[STATED PROBLEM] All of the lines below are to be transcribed faithfully, with pictures excluded from the copy.

[RECORDS TO USE]
<<<<
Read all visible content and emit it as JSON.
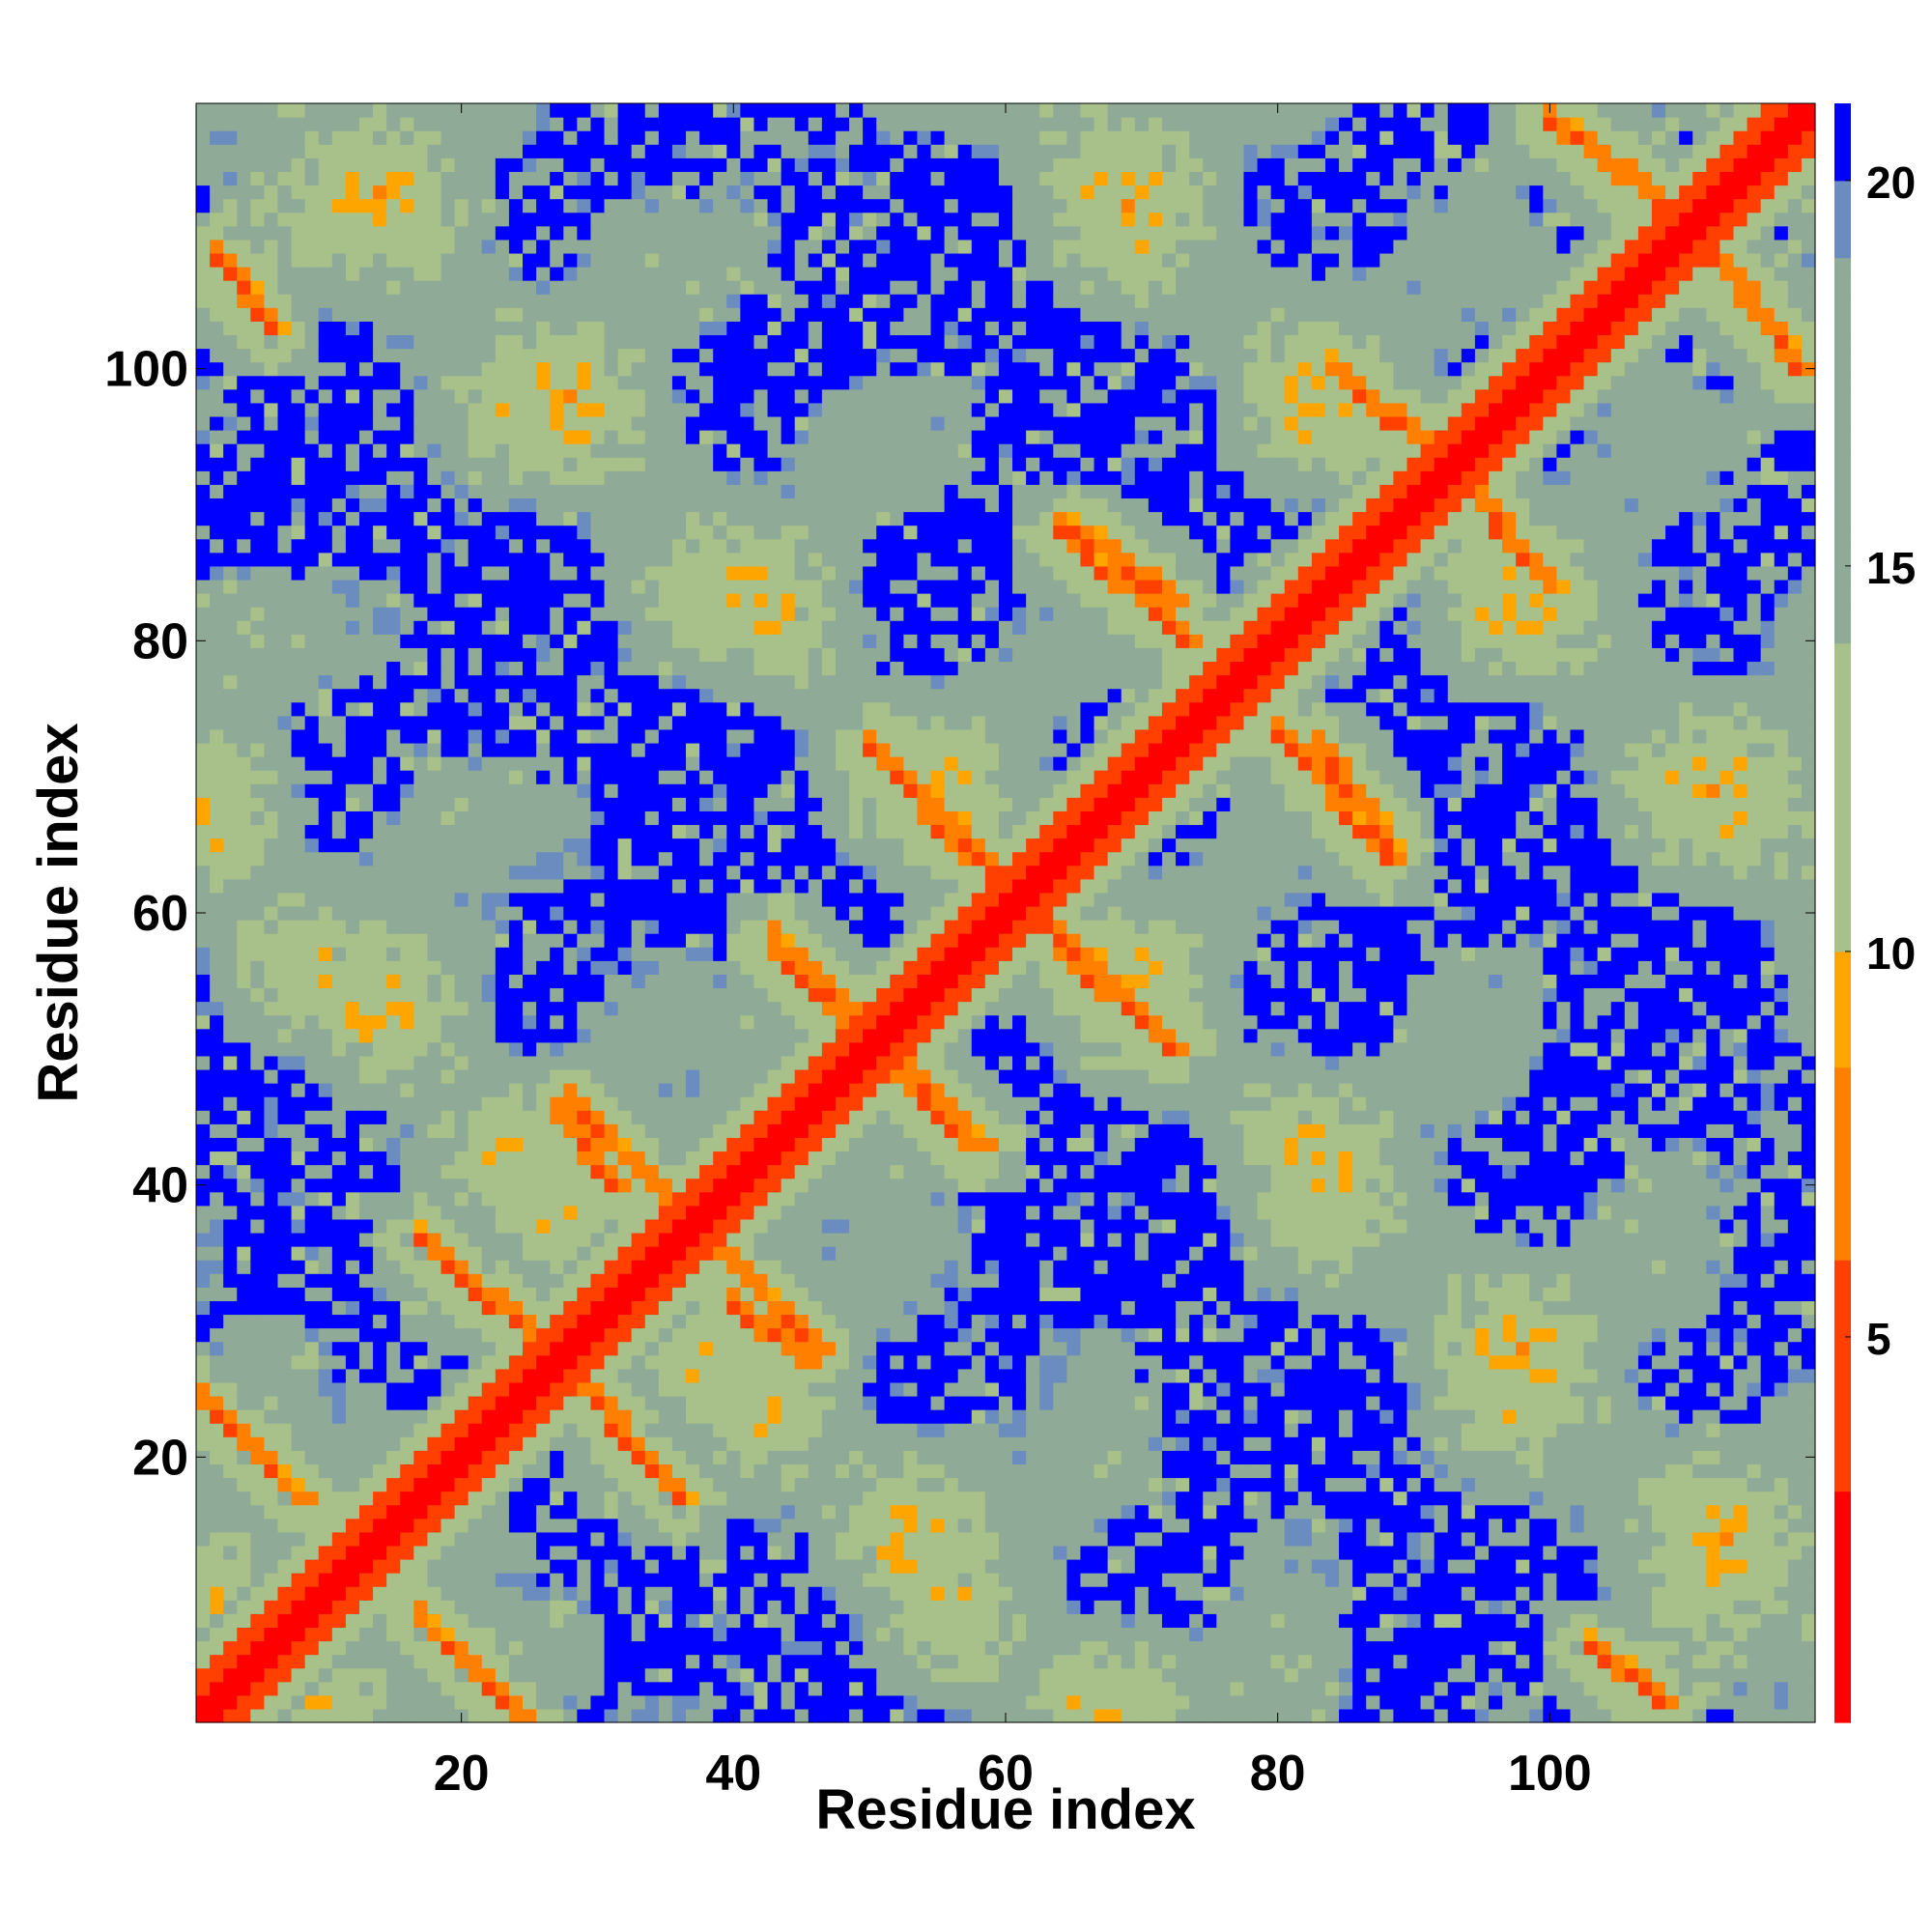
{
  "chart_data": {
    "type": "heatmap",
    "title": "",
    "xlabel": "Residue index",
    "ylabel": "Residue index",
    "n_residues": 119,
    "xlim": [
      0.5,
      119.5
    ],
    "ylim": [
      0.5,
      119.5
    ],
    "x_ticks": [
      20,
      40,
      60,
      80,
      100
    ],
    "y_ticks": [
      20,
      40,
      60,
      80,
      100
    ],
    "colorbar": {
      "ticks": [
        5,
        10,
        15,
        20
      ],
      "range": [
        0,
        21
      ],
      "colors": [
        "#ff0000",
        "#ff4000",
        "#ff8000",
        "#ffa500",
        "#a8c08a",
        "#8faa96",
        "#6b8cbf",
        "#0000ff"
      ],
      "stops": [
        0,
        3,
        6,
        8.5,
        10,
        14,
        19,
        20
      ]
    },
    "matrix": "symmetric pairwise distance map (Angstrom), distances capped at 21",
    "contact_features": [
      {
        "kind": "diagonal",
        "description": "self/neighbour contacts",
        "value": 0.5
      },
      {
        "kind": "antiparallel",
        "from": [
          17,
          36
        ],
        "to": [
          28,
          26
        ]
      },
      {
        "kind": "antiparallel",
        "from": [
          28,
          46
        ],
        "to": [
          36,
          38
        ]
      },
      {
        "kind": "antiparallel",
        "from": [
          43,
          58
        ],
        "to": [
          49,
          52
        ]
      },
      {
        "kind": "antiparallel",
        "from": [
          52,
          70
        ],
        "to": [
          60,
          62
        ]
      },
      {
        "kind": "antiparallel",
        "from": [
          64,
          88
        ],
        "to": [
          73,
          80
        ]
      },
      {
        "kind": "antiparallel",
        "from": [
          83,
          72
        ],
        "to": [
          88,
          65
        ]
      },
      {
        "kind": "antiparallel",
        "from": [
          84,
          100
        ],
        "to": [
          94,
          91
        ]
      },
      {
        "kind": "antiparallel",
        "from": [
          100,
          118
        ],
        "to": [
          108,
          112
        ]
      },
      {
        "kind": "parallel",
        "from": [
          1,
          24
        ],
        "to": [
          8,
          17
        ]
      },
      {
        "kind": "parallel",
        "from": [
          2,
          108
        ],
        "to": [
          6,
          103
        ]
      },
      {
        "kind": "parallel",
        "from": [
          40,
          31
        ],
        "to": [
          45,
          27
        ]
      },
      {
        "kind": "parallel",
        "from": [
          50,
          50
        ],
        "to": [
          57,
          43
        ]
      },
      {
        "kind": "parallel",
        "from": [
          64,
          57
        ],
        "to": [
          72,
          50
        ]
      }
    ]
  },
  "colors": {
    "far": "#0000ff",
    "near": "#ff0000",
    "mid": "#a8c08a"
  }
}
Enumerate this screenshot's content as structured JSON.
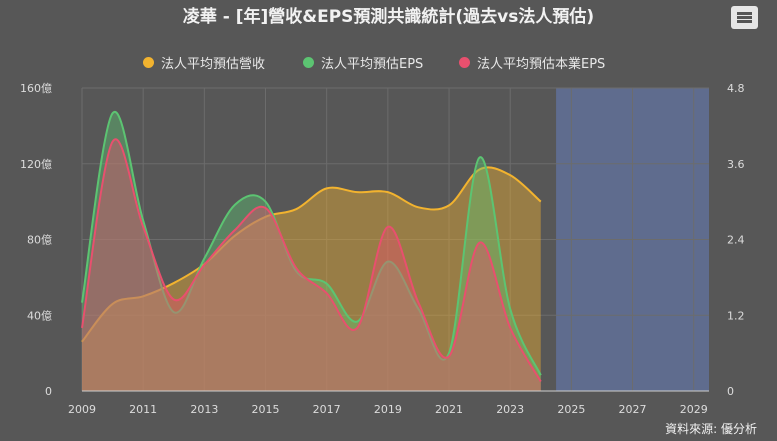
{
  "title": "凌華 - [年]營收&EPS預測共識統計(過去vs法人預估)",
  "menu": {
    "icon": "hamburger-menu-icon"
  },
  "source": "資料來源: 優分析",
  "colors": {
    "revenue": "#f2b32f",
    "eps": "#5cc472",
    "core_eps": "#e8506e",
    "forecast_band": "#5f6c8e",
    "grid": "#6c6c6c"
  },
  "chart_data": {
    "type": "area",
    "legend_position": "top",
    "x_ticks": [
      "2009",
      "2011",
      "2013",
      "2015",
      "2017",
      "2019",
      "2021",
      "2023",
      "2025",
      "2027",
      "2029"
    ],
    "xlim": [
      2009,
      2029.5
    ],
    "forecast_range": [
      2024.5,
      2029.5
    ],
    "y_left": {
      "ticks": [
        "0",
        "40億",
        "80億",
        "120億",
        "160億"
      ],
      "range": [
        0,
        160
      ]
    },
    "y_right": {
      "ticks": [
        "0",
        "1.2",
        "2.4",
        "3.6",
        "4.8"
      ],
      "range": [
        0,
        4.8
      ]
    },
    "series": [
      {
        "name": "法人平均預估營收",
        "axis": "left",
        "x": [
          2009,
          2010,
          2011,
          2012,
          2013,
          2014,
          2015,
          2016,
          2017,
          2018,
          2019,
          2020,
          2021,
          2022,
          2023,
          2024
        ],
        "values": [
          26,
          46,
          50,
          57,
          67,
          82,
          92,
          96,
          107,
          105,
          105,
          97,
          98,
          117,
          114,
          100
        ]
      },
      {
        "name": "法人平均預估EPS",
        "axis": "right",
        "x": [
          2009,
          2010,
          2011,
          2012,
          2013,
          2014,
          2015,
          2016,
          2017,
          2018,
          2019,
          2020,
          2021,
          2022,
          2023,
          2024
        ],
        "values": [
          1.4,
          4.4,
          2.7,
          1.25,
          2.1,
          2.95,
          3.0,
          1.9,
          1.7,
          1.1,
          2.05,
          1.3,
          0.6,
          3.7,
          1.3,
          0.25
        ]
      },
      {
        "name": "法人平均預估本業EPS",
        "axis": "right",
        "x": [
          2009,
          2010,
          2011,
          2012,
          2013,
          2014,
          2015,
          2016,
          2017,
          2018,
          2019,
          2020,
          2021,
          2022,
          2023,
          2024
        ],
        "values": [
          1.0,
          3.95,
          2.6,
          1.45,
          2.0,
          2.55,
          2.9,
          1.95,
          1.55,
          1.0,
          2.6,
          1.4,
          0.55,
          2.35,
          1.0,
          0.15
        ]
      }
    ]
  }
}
>>>>
[IN RESPONSE]
Read all visible content and emit it as JSON.
{
  "chart_data": {
    "type": "heatmap",
    "title": "",
    "xlabel": "Residue index",
    "ylabel": "Residue index",
    "n_residues": 119,
    "xlim": [
      0.5,
      119.5
    ],
    "ylim": [
      0.5,
      119.5
    ],
    "x_ticks": [
      20,
      40,
      60,
      80,
      100
    ],
    "y_ticks": [
      20,
      40,
      60,
      80,
      100
    ],
    "colorbar": {
      "ticks": [
        5,
        10,
        15,
        20
      ],
      "range": [
        0,
        21
      ],
      "colors": [
        "#ff0000",
        "#ff4000",
        "#ff8000",
        "#ffa500",
        "#a8c08a",
        "#8faa96",
        "#6b8cbf",
        "#0000ff"
      ],
      "stops": [
        0,
        3,
        6,
        8.5,
        10,
        14,
        19,
        20
      ]
    },
    "matrix": "symmetric pairwise distance map (Angstrom), distances capped at 21",
    "contact_features": [
      {
        "kind": "diagonal",
        "description": "self/neighbour contacts",
        "value": 0.5
      },
      {
        "kind": "antiparallel",
        "from": [
          17,
          36
        ],
        "to": [
          28,
          26
        ]
      },
      {
        "kind": "antiparallel",
        "from": [
          28,
          46
        ],
        "to": [
          36,
          38
        ]
      },
      {
        "kind": "antiparallel",
        "from": [
          43,
          58
        ],
        "to": [
          49,
          52
        ]
      },
      {
        "kind": "antiparallel",
        "from": [
          52,
          70
        ],
        "to": [
          60,
          62
        ]
      },
      {
        "kind": "antiparallel",
        "from": [
          64,
          88
        ],
        "to": [
          73,
          80
        ]
      },
      {
        "kind": "antiparallel",
        "from": [
          83,
          72
        ],
        "to": [
          88,
          65
        ]
      },
      {
        "kind": "antiparallel",
        "from": [
          84,
          100
        ],
        "to": [
          94,
          91
        ]
      },
      {
        "kind": "antiparallel",
        "from": [
          100,
          118
        ],
        "to": [
          108,
          112
        ]
      },
      {
        "kind": "parallel",
        "from": [
          1,
          24
        ],
        "to": [
          8,
          17
        ]
      },
      {
        "kind": "parallel",
        "from": [
          2,
          108
        ],
        "to": [
          6,
          103
        ]
      },
      {
        "kind": "parallel",
        "from": [
          40,
          31
        ],
        "to": [
          45,
          27
        ]
      },
      {
        "kind": "parallel",
        "from": [
          50,
          50
        ],
        "to": [
          57,
          43
        ]
      },
      {
        "kind": "parallel",
        "from": [
          64,
          57
        ],
        "to": [
          72,
          50
        ]
      }
    ]
  },
  "colors": {
    "far": "#0000ff",
    "near": "#ff0000",
    "mid": "#a8c08a"
  }
}
Enumerate this screenshot's content as structured JSON.
{
  "title": "凌華 - [年]營收&EPS預測共識統計(過去vs法人預估)",
  "menu": {
    "icon": "hamburger-menu-icon"
  },
  "source": "資料來源: 優分析",
  "colors": {
    "revenue": "#f2b32f",
    "eps": "#5cc472",
    "core_eps": "#e8506e",
    "forecast_band": "#5f6c8e",
    "grid": "#6c6c6c"
  },
  "chart_data": {
    "type": "area",
    "legend_position": "top",
    "x_ticks": [
      "2009",
      "2011",
      "2013",
      "2015",
      "2017",
      "2019",
      "2021",
      "2023",
      "2025",
      "2027",
      "2029"
    ],
    "xlim": [
      2009,
      2029.5
    ],
    "forecast_range": [
      2024.5,
      2029.5
    ],
    "y_left": {
      "ticks": [
        "0",
        "40億",
        "80億",
        "120億",
        "160億"
      ],
      "range": [
        0,
        160
      ]
    },
    "y_right": {
      "ticks": [
        "0",
        "1.2",
        "2.4",
        "3.6",
        "4.8"
      ],
      "range": [
        0,
        4.8
      ]
    },
    "series": [
      {
        "name": "法人平均預估營收",
        "axis": "left",
        "x": [
          2009,
          2010,
          2011,
          2012,
          2013,
          2014,
          2015,
          2016,
          2017,
          2018,
          2019,
          2020,
          2021,
          2022,
          2023,
          2024
        ],
        "values": [
          26,
          46,
          50,
          57,
          67,
          82,
          92,
          96,
          107,
          105,
          105,
          97,
          98,
          117,
          114,
          100
        ]
      },
      {
        "name": "法人平均預估EPS",
        "axis": "right",
        "x": [
          2009,
          2010,
          2011,
          2012,
          2013,
          2014,
          2015,
          2016,
          2017,
          2018,
          2019,
          2020,
          2021,
          2022,
          2023,
          2024
        ],
        "values": [
          1.4,
          4.4,
          2.7,
          1.25,
          2.1,
          2.95,
          3.0,
          1.9,
          1.7,
          1.1,
          2.05,
          1.3,
          0.6,
          3.7,
          1.3,
          0.25
        ]
      },
      {
        "name": "法人平均預估本業EPS",
        "axis": "right",
        "x": [
          2009,
          2010,
          2011,
          2012,
          2013,
          2014,
          2015,
          2016,
          2017,
          2018,
          2019,
          2020,
          2021,
          2022,
          2023,
          2024
        ],
        "values": [
          1.0,
          3.95,
          2.6,
          1.45,
          2.0,
          2.55,
          2.9,
          1.95,
          1.55,
          1.0,
          2.6,
          1.4,
          0.55,
          2.35,
          1.0,
          0.15
        ]
      }
    ]
  }
}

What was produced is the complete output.